Dataset items:

————————

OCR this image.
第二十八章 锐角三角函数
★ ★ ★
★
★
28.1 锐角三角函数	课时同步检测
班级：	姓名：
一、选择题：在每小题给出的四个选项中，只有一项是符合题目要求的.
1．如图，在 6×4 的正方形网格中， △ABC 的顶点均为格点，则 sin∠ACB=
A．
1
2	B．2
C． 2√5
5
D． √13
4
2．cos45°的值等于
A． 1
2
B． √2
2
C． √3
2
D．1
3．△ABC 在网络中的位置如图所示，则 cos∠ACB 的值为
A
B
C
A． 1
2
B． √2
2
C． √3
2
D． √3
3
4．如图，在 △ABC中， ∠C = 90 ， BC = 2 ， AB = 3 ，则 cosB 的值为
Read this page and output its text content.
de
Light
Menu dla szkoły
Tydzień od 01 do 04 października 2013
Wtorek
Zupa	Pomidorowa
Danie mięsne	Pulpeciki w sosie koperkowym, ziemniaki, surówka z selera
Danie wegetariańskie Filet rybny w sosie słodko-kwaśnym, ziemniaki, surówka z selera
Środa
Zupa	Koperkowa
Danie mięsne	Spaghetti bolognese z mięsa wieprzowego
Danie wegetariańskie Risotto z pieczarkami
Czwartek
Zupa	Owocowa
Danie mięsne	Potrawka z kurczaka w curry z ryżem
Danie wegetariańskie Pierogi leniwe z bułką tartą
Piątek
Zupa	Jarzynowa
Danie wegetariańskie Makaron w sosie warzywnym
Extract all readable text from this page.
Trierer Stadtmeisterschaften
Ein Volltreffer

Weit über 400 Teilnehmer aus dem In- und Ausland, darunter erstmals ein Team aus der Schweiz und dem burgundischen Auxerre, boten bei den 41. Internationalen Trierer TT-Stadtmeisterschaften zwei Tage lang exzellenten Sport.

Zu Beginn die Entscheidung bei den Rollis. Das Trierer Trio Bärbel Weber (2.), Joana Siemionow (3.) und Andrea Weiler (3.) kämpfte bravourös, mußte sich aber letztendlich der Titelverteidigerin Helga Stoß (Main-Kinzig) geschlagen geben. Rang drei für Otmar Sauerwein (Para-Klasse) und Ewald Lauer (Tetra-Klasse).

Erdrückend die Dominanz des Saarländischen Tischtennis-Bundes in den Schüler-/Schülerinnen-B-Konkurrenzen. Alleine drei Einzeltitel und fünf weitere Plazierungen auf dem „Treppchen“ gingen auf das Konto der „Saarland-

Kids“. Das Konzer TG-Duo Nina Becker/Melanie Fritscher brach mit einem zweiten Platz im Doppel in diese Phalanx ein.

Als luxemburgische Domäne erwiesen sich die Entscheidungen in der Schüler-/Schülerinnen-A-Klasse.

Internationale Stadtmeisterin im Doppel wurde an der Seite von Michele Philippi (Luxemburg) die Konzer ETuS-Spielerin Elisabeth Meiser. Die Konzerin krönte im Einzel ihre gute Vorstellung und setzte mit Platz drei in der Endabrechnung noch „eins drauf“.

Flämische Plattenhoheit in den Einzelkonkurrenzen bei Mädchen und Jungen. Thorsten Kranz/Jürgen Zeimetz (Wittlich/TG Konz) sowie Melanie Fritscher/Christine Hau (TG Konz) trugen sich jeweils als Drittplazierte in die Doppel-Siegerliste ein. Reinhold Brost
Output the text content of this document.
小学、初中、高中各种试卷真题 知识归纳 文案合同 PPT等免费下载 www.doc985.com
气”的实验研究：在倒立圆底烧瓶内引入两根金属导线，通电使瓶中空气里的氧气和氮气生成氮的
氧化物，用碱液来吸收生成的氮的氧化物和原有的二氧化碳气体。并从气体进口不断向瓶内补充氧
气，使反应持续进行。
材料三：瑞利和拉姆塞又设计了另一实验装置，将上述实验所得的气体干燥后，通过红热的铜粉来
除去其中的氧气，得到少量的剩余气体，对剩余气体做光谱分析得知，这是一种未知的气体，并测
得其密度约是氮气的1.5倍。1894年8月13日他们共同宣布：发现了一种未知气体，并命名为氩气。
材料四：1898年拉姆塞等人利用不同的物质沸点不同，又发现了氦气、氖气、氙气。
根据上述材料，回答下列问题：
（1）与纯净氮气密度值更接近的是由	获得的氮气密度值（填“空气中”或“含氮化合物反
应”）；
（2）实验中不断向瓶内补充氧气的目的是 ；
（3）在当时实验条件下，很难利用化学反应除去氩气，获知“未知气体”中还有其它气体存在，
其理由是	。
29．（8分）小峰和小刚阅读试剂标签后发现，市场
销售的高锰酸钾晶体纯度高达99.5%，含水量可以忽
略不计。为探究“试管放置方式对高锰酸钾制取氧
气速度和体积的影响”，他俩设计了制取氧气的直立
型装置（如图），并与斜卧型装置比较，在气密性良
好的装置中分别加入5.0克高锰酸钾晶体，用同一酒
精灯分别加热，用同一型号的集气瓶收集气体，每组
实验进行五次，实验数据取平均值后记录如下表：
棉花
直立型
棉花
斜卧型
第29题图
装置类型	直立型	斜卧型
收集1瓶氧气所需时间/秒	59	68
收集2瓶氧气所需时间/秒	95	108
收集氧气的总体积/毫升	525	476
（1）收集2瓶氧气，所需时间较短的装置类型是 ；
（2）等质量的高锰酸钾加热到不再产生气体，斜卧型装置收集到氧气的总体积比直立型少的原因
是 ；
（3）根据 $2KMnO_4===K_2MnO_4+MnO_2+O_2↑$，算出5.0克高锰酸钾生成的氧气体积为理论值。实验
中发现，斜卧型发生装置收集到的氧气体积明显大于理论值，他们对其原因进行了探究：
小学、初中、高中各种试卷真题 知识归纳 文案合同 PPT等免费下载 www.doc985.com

————————

(Task description):
Gather from the records above every line containing the string "this".

(Correct response):
OCR this image.
Read this page and output its text content.
Extract all readable text from this page.
Output the text content of this document.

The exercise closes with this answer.